▸ THE EXERCISE
Which lines hold the string "color"? Copy every one of them.
────────
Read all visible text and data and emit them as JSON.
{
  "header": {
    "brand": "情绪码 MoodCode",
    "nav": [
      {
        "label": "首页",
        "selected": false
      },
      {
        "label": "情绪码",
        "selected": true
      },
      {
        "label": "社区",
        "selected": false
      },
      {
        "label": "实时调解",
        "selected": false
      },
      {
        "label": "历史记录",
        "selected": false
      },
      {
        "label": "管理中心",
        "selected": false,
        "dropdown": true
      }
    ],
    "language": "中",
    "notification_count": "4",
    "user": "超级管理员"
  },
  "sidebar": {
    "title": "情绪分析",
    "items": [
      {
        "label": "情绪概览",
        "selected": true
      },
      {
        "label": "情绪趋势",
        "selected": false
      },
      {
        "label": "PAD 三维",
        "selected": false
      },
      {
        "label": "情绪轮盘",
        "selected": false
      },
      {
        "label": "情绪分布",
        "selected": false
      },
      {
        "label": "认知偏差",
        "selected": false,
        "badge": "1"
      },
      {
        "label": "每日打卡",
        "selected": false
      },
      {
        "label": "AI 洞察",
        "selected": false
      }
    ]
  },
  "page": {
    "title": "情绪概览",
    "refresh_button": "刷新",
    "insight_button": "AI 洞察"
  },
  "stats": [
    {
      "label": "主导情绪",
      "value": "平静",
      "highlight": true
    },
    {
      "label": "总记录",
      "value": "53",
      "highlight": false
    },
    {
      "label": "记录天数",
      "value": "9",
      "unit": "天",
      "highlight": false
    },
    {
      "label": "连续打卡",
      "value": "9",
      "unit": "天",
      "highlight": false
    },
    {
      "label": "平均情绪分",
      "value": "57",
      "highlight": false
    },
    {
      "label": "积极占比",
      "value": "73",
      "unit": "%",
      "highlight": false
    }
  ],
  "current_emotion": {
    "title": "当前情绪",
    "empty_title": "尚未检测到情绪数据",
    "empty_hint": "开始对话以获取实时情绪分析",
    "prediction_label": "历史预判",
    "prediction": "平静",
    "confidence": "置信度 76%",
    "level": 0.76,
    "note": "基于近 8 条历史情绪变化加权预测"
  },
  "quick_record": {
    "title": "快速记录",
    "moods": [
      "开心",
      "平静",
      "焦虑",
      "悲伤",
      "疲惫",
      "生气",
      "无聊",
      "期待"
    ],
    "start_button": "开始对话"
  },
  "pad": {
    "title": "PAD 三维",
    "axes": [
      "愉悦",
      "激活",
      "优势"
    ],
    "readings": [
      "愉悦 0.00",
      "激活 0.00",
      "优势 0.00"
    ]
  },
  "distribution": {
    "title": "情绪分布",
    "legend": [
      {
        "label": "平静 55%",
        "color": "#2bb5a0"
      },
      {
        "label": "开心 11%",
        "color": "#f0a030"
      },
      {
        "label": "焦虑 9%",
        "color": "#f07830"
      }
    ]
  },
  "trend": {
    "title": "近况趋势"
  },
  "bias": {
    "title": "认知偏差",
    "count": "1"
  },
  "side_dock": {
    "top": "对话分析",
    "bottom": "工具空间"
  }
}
────────
▸ REPLY TO THE EXERCISE
        "color": "#2bb5a0"
        "color": "#f0a030"
        "color": "#f07830"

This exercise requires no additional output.